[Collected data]
★ ★ ★

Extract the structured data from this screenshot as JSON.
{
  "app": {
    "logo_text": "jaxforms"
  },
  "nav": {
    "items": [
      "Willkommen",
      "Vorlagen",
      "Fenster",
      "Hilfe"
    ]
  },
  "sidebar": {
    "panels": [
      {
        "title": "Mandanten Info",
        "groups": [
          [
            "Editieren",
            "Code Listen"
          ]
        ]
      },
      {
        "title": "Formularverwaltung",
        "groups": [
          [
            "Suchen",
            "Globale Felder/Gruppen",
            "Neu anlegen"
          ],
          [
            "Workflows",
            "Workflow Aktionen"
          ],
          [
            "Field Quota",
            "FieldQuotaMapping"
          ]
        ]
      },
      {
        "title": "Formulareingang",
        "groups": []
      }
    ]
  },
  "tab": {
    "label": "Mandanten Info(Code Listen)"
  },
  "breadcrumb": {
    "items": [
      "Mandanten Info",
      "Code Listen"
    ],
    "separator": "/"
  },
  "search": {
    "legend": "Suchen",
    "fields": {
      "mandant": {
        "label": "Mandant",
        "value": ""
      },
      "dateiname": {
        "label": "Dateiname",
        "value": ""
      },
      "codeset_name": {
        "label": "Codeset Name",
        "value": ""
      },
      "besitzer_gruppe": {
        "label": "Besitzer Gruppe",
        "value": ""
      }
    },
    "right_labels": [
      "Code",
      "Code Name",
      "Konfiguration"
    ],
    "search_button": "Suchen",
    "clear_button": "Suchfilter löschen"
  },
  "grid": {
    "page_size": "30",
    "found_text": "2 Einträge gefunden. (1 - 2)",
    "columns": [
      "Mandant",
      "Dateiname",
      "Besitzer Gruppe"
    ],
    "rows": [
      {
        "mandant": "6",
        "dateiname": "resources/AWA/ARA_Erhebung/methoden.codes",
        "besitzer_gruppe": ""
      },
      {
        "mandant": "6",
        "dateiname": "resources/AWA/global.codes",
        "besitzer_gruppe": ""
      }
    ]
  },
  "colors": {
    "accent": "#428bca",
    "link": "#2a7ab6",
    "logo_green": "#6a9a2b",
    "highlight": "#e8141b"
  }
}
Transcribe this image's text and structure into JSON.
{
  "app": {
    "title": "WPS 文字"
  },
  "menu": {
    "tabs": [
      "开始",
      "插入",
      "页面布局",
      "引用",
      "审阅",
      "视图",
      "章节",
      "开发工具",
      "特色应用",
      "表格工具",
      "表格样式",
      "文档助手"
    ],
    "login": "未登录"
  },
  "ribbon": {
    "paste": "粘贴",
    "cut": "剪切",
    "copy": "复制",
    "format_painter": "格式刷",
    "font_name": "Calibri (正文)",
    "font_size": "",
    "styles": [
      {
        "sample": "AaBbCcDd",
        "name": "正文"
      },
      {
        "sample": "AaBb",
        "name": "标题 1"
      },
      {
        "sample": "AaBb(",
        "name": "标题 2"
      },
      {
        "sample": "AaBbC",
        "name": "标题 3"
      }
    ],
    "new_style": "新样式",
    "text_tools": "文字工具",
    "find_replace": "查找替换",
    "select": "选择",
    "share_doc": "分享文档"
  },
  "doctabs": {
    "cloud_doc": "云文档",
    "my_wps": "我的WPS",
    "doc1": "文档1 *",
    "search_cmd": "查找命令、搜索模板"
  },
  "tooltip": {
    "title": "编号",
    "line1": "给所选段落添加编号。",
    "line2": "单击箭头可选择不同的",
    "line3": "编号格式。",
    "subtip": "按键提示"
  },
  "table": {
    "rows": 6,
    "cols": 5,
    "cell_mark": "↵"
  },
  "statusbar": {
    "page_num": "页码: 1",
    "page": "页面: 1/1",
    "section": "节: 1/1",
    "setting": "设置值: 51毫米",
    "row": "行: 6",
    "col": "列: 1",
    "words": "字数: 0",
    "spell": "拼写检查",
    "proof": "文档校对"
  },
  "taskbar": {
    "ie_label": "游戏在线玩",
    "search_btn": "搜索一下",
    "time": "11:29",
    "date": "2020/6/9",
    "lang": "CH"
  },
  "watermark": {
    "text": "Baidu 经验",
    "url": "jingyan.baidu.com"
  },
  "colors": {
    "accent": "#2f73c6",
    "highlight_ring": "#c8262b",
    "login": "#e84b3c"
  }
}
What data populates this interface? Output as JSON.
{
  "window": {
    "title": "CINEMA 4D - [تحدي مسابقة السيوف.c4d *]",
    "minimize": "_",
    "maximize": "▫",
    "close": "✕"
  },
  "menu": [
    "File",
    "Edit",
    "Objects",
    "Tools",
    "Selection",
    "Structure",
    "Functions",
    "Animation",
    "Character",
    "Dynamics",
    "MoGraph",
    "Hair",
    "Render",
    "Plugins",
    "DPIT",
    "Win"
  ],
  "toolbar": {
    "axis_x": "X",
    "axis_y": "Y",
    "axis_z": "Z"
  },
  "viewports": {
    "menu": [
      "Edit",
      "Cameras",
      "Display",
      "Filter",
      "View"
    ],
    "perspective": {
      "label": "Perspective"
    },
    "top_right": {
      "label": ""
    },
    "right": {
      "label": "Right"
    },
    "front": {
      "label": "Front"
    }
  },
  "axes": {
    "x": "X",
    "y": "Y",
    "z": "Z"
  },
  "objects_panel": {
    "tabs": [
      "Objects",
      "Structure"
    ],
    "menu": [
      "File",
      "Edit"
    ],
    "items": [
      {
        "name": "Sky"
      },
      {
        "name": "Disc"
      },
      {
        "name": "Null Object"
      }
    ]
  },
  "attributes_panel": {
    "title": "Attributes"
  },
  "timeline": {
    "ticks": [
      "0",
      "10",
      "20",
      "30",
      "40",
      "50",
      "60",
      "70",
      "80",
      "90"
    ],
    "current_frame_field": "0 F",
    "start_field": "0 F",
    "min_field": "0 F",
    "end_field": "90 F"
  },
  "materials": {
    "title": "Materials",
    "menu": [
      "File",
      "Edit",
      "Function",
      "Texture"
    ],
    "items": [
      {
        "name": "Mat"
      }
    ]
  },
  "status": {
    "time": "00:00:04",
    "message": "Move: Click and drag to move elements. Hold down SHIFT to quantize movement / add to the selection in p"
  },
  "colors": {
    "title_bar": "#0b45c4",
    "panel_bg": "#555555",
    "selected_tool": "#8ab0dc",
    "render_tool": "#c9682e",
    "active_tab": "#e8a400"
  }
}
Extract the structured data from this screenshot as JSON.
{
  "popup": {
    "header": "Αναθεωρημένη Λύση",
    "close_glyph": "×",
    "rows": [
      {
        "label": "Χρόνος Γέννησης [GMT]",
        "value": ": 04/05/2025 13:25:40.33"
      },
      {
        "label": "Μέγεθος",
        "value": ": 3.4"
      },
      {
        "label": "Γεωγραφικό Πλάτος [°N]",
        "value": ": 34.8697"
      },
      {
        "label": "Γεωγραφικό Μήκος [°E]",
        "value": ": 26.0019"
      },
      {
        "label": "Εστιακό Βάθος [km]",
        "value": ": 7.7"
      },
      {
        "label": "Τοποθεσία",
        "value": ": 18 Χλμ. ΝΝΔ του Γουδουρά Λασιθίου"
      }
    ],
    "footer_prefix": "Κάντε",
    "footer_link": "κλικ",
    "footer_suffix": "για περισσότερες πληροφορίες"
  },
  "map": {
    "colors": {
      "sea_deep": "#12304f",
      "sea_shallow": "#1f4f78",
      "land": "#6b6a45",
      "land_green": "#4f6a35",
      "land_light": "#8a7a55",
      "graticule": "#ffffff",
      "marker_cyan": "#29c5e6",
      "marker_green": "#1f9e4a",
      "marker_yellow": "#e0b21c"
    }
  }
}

★ ★ ★

Repeat all of the records above exactly as written.

Extract the structured data from this screenshot as JSON.
{
  "app": {
    "logo_text": "jaxforms"
  },
  "nav": {
    "items": [
      "Willkommen",
      "Vorlagen",
      "Fenster",
      "Hilfe"
    ]
  },
  "sidebar": {
    "panels": [
      {
        "title": "Mandanten Info",
        "groups": [
          [
            "Editieren",
            "Code Listen"
          ]
        ]
      },
      {
        "title": "Formularverwaltung",
        "groups": [
          [
            "Suchen",
            "Globale Felder/Gruppen",
            "Neu anlegen"
          ],
          [
            "Workflows",
            "Workflow Aktionen"
          ],
          [
            "Field Quota",
            "FieldQuotaMapping"
          ]
        ]
      },
      {
        "title": "Formulareingang",
        "groups": []
      }
    ]
  },
  "tab": {
    "label": "Mandanten Info(Code Listen)"
  },
  "breadcrumb": {
    "items": [
      "Mandanten Info",
      "Code Listen"
    ],
    "separator": "/"
  },
  "search": {
    "legend": "Suchen",
    "fields": {
      "mandant": {
        "label": "Mandant",
        "value": ""
      },
      "dateiname": {
        "label": "Dateiname",
        "value": ""
      },
      "codeset_name": {
        "label": "Codeset Name",
        "value": ""
      },
      "besitzer_gruppe": {
        "label": "Besitzer Gruppe",
        "value": ""
      }
    },
    "right_labels": [
      "Code",
      "Code Name",
      "Konfiguration"
    ],
    "search_button": "Suchen",
    "clear_button": "Suchfilter löschen"
  },
  "grid": {
    "page_size": "30",
    "found_text": "2 Einträge gefunden. (1 - 2)",
    "columns": [
      "Mandant",
      "Dateiname",
      "Besitzer Gruppe"
    ],
    "rows": [
      {
        "mandant": "6",
        "dateiname": "resources/AWA/ARA_Erhebung/methoden.codes",
        "besitzer_gruppe": ""
      },
      {
        "mandant": "6",
        "dateiname": "resources/AWA/global.codes",
        "besitzer_gruppe": ""
      }
    ]
  },
  "colors": {
    "accent": "#428bca",
    "link": "#2a7ab6",
    "logo_green": "#6a9a2b",
    "highlight": "#e8141b"
  }
}
Transcribe this image's text and structure into JSON.
{
  "app": {
    "title": "WPS 文字"
  },
  "menu": {
    "tabs": [
      "开始",
      "插入",
      "页面布局",
      "引用",
      "审阅",
      "视图",
      "章节",
      "开发工具",
      "特色应用",
      "表格工具",
      "表格样式",
      "文档助手"
    ],
    "login": "未登录"
  },
  "ribbon": {
    "paste": "粘贴",
    "cut": "剪切",
    "copy": "复制",
    "format_painter": "格式刷",
    "font_name": "Calibri (正文)",
    "font_size": "",
    "styles": [
      {
        "sample": "AaBbCcDd",
        "name": "正文"
      },
      {
        "sample": "AaBb",
        "name": "标题 1"
      },
      {
        "sample": "AaBb(",
        "name": "标题 2"
      },
      {
        "sample": "AaBbC",
        "name": "标题 3"
      }
    ],
    "new_style": "新样式",
    "text_tools": "文字工具",
    "find_replace": "查找替换",
    "select": "选择",
    "share_doc": "分享文档"
  },
  "doctabs": {
    "cloud_doc": "云文档",
    "my_wps": "我的WPS",
    "doc1": "文档1 *",
    "search_cmd": "查找命令、搜索模板"
  },
  "tooltip": {
    "title": "编号",
    "line1": "给所选段落添加编号。",
    "line2": "单击箭头可选择不同的",
    "line3": "编号格式。",
    "subtip": "按键提示"
  },
  "table": {
    "rows": 6,
    "cols": 5,
    "cell_mark": "↵"
  },
  "statusbar": {
    "page_num": "页码: 1",
    "page": "页面: 1/1",
    "section": "节: 1/1",
    "setting": "设置值: 51毫米",
    "row": "行: 6",
    "col": "列: 1",
    "words": "字数: 0",
    "spell": "拼写检查",
    "proof": "文档校对"
  },
  "taskbar": {
    "ie_label": "游戏在线玩",
    "search_btn": "搜索一下",
    "time": "11:29",
    "date": "2020/6/9",
    "lang": "CH"
  },
  "watermark": {
    "text": "Baidu 经验",
    "url": "jingyan.baidu.com"
  },
  "colors": {
    "accent": "#2f73c6",
    "highlight_ring": "#c8262b",
    "login": "#e84b3c"
  }
}
What data populates this interface? Output as JSON.
{
  "window": {
    "title": "CINEMA 4D - [تحدي مسابقة السيوف.c4d *]",
    "minimize": "_",
    "maximize": "▫",
    "close": "✕"
  },
  "menu": [
    "File",
    "Edit",
    "Objects",
    "Tools",
    "Selection",
    "Structure",
    "Functions",
    "Animation",
    "Character",
    "Dynamics",
    "MoGraph",
    "Hair",
    "Render",
    "Plugins",
    "DPIT",
    "Win"
  ],
  "toolbar": {
    "axis_x": "X",
    "axis_y": "Y",
    "axis_z": "Z"
  },
  "viewports": {
    "menu": [
      "Edit",
      "Cameras",
      "Display",
      "Filter",
      "View"
    ],
    "perspective": {
      "label": "Perspective"
    },
    "top_right": {
      "label": ""
    },
    "right": {
      "label": "Right"
    },
    "front": {
      "label": "Front"
    }
  },
  "axes": {
    "x": "X",
    "y": "Y",
    "z": "Z"
  },
  "objects_panel": {
    "tabs": [
      "Objects",
      "Structure"
    ],
    "menu": [
      "File",
      "Edit"
    ],
    "items": [
      {
        "name": "Sky"
      },
      {
        "name": "Disc"
      },
      {
        "name": "Null Object"
      }
    ]
  },
  "attributes_panel": {
    "title": "Attributes"
  },
  "timeline": {
    "ticks": [
      "0",
      "10",
      "20",
      "30",
      "40",
      "50",
      "60",
      "70",
      "80",
      "90"
    ],
    "current_frame_field": "0 F",
    "start_field": "0 F",
    "min_field": "0 F",
    "end_field": "90 F"
  },
  "materials": {
    "title": "Materials",
    "menu": [
      "File",
      "Edit",
      "Function",
      "Texture"
    ],
    "items": [
      {
        "name": "Mat"
      }
    ]
  },
  "status": {
    "time": "00:00:04",
    "message": "Move: Click and drag to move elements. Hold down SHIFT to quantize movement / add to the selection in p"
  },
  "colors": {
    "title_bar": "#0b45c4",
    "panel_bg": "#555555",
    "selected_tool": "#8ab0dc",
    "render_tool": "#c9682e",
    "active_tab": "#e8a400"
  }
}
Extract the structured data from this screenshot as JSON.
{
  "popup": {
    "header": "Αναθεωρημένη Λύση",
    "close_glyph": "×",
    "rows": [
      {
        "label": "Χρόνος Γέννησης [GMT]",
        "value": ": 04/05/2025 13:25:40.33"
      },
      {
        "label": "Μέγεθος",
        "value": ": 3.4"
      },
      {
        "label": "Γεωγραφικό Πλάτος [°N]",
        "value": ": 34.8697"
      },
      {
        "label": "Γεωγραφικό Μήκος [°E]",
        "value": ": 26.0019"
      },
      {
        "label": "Εστιακό Βάθος [km]",
        "value": ": 7.7"
      },
      {
        "label": "Τοποθεσία",
        "value": ": 18 Χλμ. ΝΝΔ του Γουδουρά Λασιθίου"
      }
    ],
    "footer_prefix": "Κάντε",
    "footer_link": "κλικ",
    "footer_suffix": "για περισσότερες πληροφορίες"
  },
  "map": {
    "colors": {
      "sea_deep": "#12304f",
      "sea_shallow": "#1f4f78",
      "land": "#6b6a45",
      "land_green": "#4f6a35",
      "land_light": "#8a7a55",
      "graticule": "#ffffff",
      "marker_cyan": "#29c5e6",
      "marker_green": "#1f9e4a",
      "marker_yellow": "#e0b21c"
    }
  }
}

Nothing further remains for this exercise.